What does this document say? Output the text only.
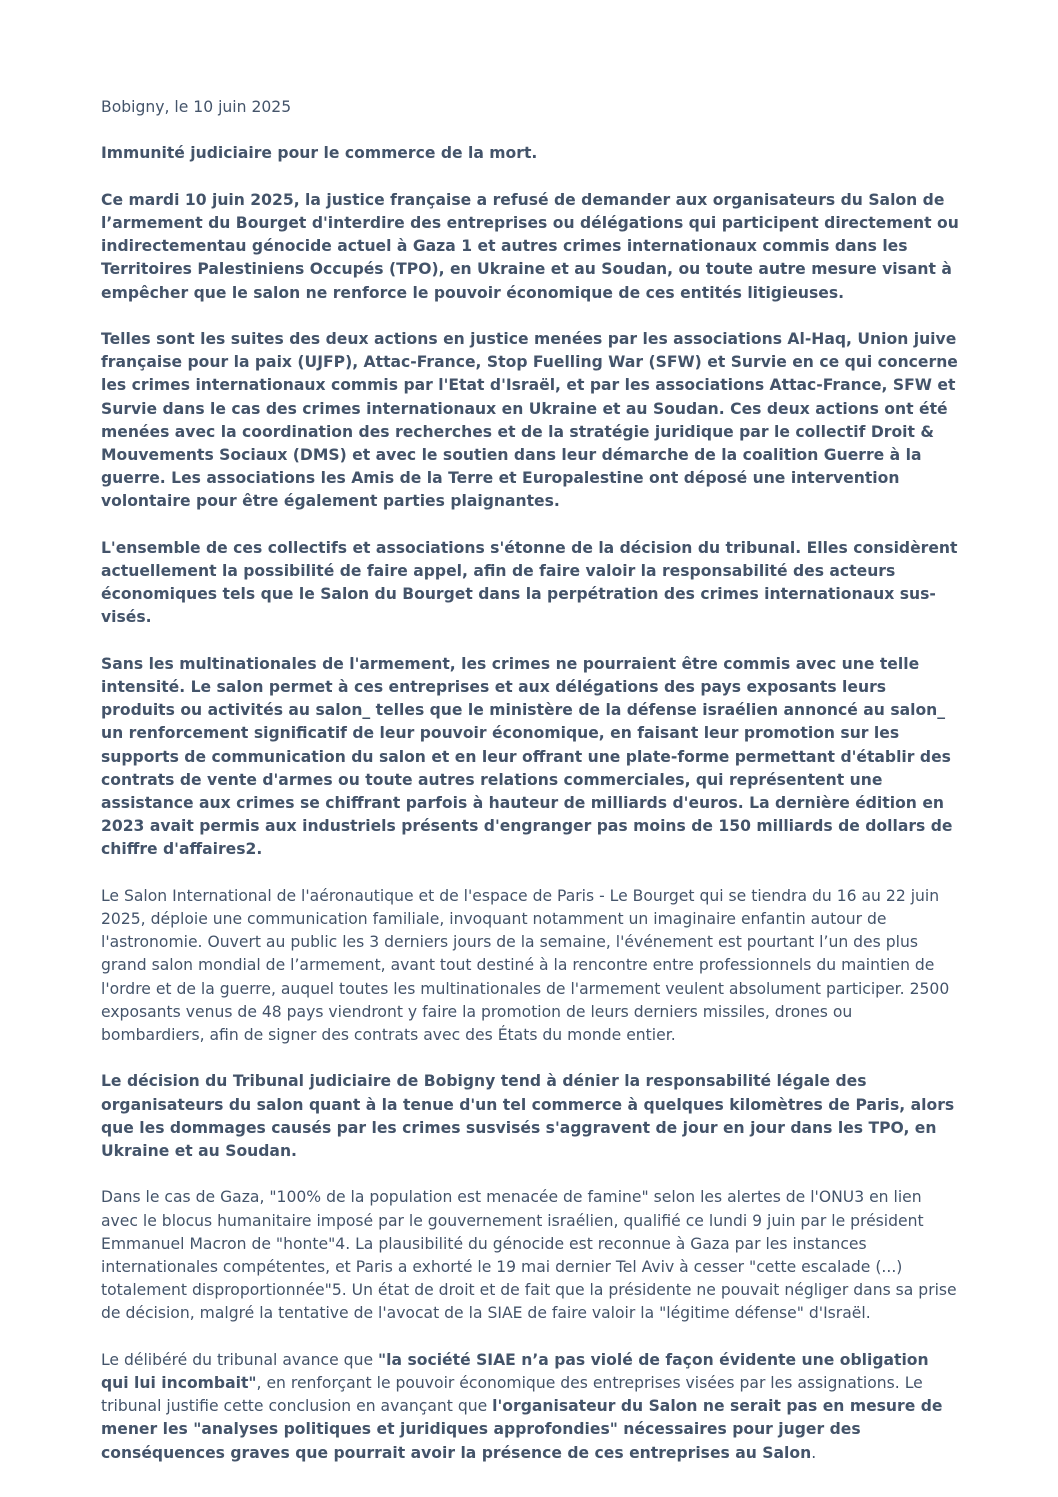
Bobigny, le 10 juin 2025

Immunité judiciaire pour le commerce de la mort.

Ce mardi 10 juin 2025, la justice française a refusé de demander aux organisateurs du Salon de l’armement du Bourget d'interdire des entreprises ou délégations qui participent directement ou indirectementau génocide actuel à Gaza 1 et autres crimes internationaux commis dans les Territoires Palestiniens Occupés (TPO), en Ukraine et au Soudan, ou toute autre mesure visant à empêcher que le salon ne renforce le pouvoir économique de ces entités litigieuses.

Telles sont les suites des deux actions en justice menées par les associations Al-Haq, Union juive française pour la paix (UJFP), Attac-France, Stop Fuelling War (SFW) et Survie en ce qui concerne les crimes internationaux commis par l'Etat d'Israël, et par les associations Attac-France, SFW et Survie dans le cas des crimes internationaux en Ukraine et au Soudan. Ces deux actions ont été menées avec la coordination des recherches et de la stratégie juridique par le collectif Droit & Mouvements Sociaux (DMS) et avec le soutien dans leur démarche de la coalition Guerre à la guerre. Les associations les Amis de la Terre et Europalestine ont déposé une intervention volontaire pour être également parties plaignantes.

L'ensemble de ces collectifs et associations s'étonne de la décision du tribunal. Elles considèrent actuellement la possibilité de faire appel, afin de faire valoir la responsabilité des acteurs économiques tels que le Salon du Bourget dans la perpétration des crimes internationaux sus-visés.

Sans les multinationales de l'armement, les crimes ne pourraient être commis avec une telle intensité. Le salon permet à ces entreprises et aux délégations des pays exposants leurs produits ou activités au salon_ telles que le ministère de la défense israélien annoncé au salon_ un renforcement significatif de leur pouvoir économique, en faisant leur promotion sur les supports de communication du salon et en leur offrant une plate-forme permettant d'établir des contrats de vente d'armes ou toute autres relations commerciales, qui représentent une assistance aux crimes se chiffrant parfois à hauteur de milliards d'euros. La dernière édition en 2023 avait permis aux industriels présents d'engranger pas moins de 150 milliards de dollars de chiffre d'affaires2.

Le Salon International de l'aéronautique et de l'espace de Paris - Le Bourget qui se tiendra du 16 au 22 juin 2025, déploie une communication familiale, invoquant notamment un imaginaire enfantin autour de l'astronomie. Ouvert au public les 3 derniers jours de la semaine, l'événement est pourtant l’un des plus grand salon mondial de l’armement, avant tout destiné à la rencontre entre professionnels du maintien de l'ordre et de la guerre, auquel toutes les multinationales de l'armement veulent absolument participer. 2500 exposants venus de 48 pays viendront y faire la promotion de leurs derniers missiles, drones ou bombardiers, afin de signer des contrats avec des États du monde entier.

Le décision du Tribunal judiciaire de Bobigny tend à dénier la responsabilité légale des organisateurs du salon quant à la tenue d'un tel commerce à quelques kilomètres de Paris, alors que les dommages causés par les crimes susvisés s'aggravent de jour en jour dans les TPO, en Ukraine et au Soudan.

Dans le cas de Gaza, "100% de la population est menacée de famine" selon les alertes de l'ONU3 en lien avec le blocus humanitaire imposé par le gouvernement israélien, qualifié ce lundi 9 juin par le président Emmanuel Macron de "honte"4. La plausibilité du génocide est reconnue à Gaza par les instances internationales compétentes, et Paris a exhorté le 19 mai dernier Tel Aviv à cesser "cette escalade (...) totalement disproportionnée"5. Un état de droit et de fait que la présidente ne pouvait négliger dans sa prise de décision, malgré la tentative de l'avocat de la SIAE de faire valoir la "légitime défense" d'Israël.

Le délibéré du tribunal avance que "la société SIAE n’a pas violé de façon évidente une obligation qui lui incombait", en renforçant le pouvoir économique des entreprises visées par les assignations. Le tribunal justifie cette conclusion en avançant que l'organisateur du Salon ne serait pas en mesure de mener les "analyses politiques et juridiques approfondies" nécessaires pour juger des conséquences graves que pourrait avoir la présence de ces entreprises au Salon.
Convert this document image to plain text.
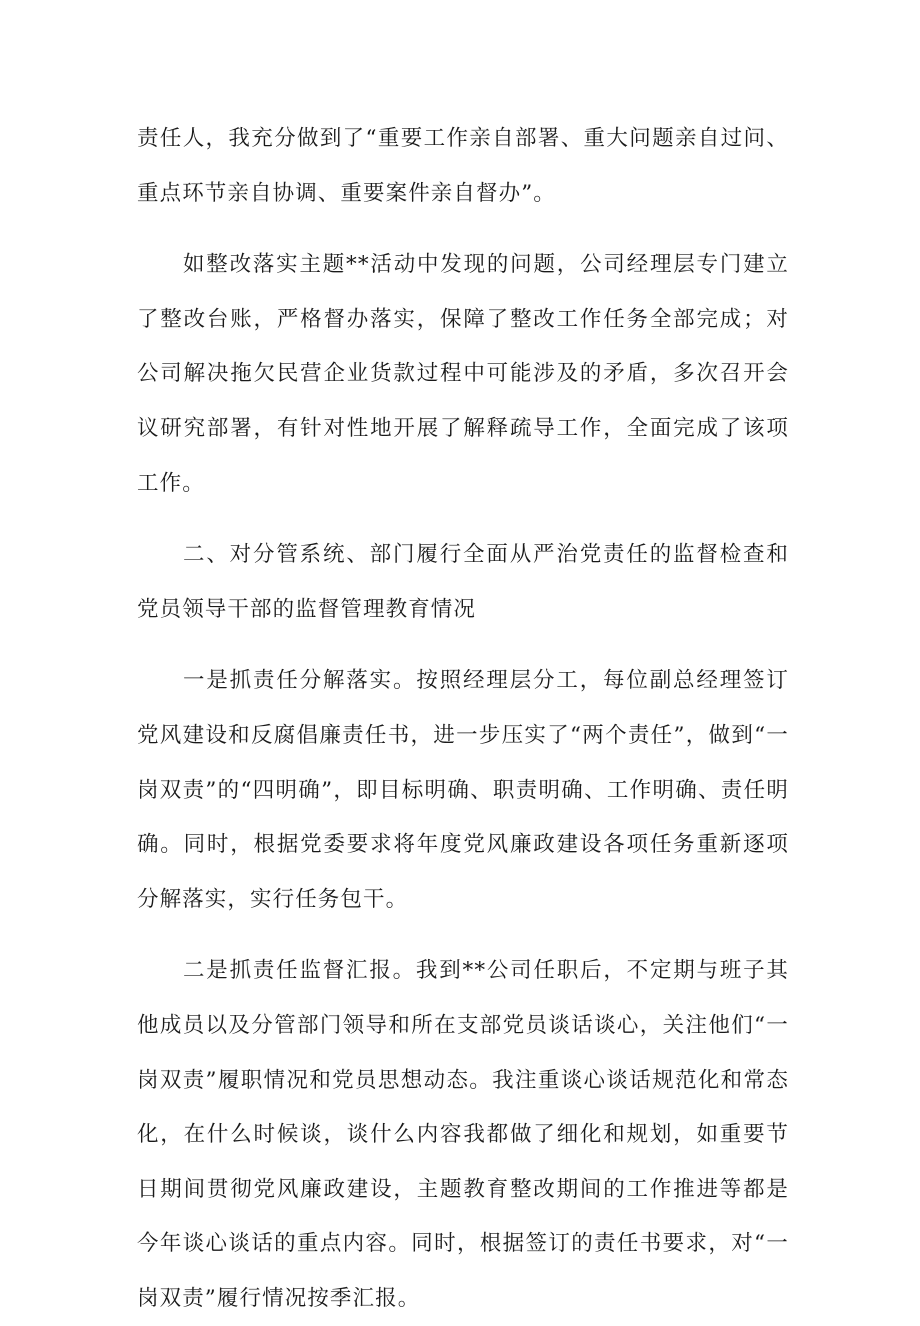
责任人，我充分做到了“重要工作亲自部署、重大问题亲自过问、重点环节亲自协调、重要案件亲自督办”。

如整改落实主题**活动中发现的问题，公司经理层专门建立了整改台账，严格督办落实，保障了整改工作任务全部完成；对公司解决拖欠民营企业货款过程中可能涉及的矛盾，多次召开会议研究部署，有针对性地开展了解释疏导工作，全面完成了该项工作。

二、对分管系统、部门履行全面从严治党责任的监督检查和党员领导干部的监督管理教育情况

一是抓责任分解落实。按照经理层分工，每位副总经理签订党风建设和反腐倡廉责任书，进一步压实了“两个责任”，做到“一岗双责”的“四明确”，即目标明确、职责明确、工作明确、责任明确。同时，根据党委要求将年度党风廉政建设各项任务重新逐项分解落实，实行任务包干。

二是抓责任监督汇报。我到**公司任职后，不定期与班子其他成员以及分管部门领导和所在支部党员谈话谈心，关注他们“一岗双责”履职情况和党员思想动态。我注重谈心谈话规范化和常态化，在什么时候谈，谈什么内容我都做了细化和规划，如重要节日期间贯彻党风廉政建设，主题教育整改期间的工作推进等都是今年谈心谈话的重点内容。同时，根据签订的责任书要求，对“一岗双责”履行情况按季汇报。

##########

Omit every picture, then repeat the remaining data exactly as it appears above.

What does this document say? Output the text only.
Bobigny, le 10 juin 2025

Immunité judiciaire pour le commerce de la mort.

Ce mardi 10 juin 2025, la justice française a refusé de demander aux organisateurs du Salon de l’armement du Bourget d'interdire des entreprises ou délégations qui participent directement ou indirectementau génocide actuel à Gaza 1 et autres crimes internationaux commis dans les Territoires Palestiniens Occupés (TPO), en Ukraine et au Soudan, ou toute autre mesure visant à empêcher que le salon ne renforce le pouvoir économique de ces entités litigieuses.

Telles sont les suites des deux actions en justice menées par les associations Al-Haq, Union juive française pour la paix (UJFP), Attac-France, Stop Fuelling War (SFW) et Survie en ce qui concerne les crimes internationaux commis par l'Etat d'Israël, et par les associations Attac-France, SFW et Survie dans le cas des crimes internationaux en Ukraine et au Soudan. Ces deux actions ont été menées avec la coordination des recherches et de la stratégie juridique par le collectif Droit & Mouvements Sociaux (DMS) et avec le soutien dans leur démarche de la coalition Guerre à la guerre. Les associations les Amis de la Terre et Europalestine ont déposé une intervention volontaire pour être également parties plaignantes.

L'ensemble de ces collectifs et associations s'étonne de la décision du tribunal. Elles considèrent actuellement la possibilité de faire appel, afin de faire valoir la responsabilité des acteurs économiques tels que le Salon du Bourget dans la perpétration des crimes internationaux sus-visés.

Sans les multinationales de l'armement, les crimes ne pourraient être commis avec une telle intensité. Le salon permet à ces entreprises et aux délégations des pays exposants leurs produits ou activités au salon_ telles que le ministère de la défense israélien annoncé au salon_ un renforcement significatif de leur pouvoir économique, en faisant leur promotion sur les supports de communication du salon et en leur offrant une plate-forme permettant d'établir des contrats de vente d'armes ou toute autres relations commerciales, qui représentent une assistance aux crimes se chiffrant parfois à hauteur de milliards d'euros. La dernière édition en 2023 avait permis aux industriels présents d'engranger pas moins de 150 milliards de dollars de chiffre d'affaires2.

Le Salon International de l'aéronautique et de l'espace de Paris - Le Bourget qui se tiendra du 16 au 22 juin 2025, déploie une communication familiale, invoquant notamment un imaginaire enfantin autour de l'astronomie. Ouvert au public les 3 derniers jours de la semaine, l'événement est pourtant l’un des plus grand salon mondial de l’armement, avant tout destiné à la rencontre entre professionnels du maintien de l'ordre et de la guerre, auquel toutes les multinationales de l'armement veulent absolument participer. 2500 exposants venus de 48 pays viendront y faire la promotion de leurs derniers missiles, drones ou bombardiers, afin de signer des contrats avec des États du monde entier.

Le décision du Tribunal judiciaire de Bobigny tend à dénier la responsabilité légale des organisateurs du salon quant à la tenue d'un tel commerce à quelques kilomètres de Paris, alors que les dommages causés par les crimes susvisés s'aggravent de jour en jour dans les TPO, en Ukraine et au Soudan.

Dans le cas de Gaza, "100% de la population est menacée de famine" selon les alertes de l'ONU3 en lien avec le blocus humanitaire imposé par le gouvernement israélien, qualifié ce lundi 9 juin par le président Emmanuel Macron de "honte"4. La plausibilité du génocide est reconnue à Gaza par les instances internationales compétentes, et Paris a exhorté le 19 mai dernier Tel Aviv à cesser "cette escalade (...) totalement disproportionnée"5. Un état de droit et de fait que la présidente ne pouvait négliger dans sa prise de décision, malgré la tentative de l'avocat de la SIAE de faire valoir la "légitime défense" d'Israël.

Le délibéré du tribunal avance que "la société SIAE n’a pas violé de façon évidente une obligation qui lui incombait", en renforçant le pouvoir économique des entreprises visées par les assignations. Le tribunal justifie cette conclusion en avançant que l'organisateur du Salon ne serait pas en mesure de mener les "analyses politiques et juridiques approfondies" nécessaires pour juger des conséquences graves que pourrait avoir la présence de ces entreprises au Salon.
Convert this document image to plain text.
责任人，我充分做到了“重要工作亲自部署、重大问题亲自过问、重点环节亲自协调、重要案件亲自督办”。

如整改落实主题**活动中发现的问题，公司经理层专门建立了整改台账，严格督办落实，保障了整改工作任务全部完成；对公司解决拖欠民营企业货款过程中可能涉及的矛盾，多次召开会议研究部署，有针对性地开展了解释疏导工作，全面完成了该项工作。

二、对分管系统、部门履行全面从严治党责任的监督检查和党员领导干部的监督管理教育情况

一是抓责任分解落实。按照经理层分工，每位副总经理签订党风建设和反腐倡廉责任书，进一步压实了“两个责任”，做到“一岗双责”的“四明确”，即目标明确、职责明确、工作明确、责任明确。同时，根据党委要求将年度党风廉政建设各项任务重新逐项分解落实，实行任务包干。

二是抓责任监督汇报。我到**公司任职后，不定期与班子其他成员以及分管部门领导和所在支部党员谈话谈心，关注他们“一岗双责”履职情况和党员思想动态。我注重谈心谈话规范化和常态化，在什么时候谈，谈什么内容我都做了细化和规划，如重要节日期间贯彻党风廉政建设，主题教育整改期间的工作推进等都是今年谈心谈话的重点内容。同时，根据签订的责任书要求，对“一岗双责”履行情况按季汇报。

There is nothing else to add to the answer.